## Stated goal
Count every line below in which "credit" occurs, then give only the count.

## Dataset excerpts
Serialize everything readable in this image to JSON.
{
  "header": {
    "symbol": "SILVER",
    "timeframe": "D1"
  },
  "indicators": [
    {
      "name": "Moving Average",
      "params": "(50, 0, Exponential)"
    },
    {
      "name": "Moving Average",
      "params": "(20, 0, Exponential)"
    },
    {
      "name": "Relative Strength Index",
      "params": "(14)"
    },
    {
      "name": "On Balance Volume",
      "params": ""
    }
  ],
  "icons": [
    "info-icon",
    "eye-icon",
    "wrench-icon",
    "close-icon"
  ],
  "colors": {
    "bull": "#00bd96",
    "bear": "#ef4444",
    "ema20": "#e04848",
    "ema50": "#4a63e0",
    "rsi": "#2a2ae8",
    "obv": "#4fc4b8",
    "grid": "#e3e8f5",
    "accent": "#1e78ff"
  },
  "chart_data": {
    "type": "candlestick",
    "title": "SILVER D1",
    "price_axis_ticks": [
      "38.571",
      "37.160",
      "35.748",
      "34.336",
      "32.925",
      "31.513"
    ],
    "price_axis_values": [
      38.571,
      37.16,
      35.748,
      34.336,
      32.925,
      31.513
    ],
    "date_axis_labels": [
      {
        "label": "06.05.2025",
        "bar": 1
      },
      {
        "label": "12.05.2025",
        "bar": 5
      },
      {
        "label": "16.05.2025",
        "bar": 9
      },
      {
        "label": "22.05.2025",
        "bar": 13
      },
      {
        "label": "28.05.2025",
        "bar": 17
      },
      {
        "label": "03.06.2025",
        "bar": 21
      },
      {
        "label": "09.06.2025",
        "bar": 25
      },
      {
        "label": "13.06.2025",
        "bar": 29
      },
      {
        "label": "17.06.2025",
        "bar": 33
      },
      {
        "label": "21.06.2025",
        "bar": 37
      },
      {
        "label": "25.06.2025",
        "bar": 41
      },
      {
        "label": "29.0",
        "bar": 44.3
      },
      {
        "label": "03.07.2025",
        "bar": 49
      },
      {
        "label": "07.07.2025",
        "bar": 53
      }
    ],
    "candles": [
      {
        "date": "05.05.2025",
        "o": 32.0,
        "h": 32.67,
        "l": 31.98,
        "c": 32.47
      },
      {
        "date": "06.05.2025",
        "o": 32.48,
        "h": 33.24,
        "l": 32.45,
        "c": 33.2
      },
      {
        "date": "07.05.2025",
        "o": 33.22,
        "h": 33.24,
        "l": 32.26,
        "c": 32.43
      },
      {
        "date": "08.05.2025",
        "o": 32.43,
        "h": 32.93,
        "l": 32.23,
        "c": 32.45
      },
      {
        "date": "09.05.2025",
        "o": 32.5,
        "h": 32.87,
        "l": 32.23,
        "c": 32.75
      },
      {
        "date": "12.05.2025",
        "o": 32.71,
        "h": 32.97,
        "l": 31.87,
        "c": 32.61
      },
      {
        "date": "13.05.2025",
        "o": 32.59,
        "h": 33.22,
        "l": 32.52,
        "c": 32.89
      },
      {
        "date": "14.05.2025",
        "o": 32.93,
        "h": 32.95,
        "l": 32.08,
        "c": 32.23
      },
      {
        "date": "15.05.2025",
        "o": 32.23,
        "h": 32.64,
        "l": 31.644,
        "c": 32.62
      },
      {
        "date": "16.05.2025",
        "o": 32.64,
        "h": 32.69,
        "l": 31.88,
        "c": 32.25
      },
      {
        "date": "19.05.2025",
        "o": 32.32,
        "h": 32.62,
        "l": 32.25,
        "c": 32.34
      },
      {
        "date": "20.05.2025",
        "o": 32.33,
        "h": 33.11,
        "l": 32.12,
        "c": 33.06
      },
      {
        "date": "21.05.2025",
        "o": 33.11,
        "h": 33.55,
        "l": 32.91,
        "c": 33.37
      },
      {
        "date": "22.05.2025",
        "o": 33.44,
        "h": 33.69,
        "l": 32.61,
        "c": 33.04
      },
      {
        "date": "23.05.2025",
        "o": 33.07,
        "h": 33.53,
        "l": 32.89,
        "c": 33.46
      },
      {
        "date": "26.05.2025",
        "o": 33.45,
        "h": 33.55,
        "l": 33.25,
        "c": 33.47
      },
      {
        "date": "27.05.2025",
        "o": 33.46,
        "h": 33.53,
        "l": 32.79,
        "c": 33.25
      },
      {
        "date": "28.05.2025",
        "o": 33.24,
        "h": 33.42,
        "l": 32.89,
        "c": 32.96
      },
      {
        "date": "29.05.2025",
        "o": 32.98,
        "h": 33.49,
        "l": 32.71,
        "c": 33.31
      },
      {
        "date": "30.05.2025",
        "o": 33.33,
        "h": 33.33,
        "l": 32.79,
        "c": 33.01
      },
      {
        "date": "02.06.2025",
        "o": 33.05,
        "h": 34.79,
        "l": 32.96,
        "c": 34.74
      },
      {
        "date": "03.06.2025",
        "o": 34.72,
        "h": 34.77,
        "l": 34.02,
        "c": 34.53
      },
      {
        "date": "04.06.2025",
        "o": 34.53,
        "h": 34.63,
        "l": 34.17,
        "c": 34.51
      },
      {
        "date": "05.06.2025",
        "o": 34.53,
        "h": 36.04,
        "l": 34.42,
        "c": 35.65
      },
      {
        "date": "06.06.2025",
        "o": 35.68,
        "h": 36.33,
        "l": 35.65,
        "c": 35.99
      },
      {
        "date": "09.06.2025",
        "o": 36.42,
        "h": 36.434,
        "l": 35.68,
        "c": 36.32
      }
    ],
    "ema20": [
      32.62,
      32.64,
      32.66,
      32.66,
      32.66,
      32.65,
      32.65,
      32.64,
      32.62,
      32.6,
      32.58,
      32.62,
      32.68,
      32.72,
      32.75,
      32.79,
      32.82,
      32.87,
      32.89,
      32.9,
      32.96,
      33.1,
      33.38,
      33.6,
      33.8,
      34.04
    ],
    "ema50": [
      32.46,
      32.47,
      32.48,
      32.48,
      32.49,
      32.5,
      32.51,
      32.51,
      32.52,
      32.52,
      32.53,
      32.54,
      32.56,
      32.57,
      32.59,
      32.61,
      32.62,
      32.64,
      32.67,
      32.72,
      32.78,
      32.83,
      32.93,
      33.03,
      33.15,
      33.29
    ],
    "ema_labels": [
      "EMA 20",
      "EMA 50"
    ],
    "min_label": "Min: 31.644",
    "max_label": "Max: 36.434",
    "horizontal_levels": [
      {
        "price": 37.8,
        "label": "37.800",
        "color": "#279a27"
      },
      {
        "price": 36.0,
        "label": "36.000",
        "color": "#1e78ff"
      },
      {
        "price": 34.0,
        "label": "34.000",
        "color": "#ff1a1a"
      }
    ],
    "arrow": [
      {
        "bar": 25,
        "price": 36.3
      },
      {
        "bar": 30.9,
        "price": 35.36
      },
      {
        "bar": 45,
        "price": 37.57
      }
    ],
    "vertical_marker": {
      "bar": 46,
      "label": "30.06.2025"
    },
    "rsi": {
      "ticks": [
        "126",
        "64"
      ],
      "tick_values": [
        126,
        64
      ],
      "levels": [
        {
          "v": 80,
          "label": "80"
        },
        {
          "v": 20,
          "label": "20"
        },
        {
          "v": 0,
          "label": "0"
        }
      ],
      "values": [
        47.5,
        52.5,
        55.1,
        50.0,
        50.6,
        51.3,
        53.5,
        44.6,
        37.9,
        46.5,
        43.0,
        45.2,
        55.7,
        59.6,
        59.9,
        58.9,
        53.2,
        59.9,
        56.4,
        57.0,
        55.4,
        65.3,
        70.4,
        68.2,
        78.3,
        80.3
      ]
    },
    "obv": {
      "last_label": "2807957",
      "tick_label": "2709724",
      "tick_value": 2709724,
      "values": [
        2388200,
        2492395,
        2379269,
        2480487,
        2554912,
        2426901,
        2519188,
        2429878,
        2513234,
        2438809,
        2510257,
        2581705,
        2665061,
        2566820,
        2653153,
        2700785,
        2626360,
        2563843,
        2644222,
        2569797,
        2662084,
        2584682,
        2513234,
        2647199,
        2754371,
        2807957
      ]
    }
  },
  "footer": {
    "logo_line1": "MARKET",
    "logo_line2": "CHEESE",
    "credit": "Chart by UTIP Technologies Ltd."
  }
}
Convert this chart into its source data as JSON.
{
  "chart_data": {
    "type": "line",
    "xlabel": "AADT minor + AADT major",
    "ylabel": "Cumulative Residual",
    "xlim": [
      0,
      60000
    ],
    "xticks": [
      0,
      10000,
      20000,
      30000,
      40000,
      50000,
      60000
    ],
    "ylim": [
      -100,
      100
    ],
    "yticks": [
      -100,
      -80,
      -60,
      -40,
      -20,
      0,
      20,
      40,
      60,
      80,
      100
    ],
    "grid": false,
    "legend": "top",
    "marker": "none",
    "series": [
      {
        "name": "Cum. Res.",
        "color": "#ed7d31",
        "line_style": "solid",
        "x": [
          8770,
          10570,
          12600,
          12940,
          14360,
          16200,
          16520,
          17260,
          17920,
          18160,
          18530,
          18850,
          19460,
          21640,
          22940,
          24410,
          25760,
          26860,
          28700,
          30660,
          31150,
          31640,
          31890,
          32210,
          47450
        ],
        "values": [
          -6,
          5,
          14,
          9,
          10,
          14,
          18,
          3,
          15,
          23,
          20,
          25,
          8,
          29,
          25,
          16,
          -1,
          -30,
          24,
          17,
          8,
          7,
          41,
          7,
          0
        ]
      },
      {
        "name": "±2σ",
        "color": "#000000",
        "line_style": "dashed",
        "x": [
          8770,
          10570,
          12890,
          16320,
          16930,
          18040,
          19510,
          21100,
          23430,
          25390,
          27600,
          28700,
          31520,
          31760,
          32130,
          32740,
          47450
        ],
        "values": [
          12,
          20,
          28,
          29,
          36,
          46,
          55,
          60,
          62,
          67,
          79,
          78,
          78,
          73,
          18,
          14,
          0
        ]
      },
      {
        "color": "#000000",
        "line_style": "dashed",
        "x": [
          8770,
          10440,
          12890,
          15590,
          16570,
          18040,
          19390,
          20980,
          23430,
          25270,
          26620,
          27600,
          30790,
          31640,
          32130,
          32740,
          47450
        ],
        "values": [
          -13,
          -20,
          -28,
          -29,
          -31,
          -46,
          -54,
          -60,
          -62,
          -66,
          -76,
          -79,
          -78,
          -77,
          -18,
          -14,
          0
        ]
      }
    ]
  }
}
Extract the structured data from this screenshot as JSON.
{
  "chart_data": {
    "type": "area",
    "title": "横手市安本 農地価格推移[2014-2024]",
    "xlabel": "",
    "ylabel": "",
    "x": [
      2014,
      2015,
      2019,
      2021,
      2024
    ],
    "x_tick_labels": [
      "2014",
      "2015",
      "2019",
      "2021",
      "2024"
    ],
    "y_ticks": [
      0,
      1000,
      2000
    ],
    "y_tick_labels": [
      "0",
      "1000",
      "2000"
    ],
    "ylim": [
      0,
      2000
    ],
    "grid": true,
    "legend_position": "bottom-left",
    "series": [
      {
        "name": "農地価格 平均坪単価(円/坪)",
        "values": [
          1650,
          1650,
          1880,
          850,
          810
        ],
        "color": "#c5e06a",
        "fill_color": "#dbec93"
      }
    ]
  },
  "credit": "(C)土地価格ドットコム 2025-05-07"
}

## Complete output
2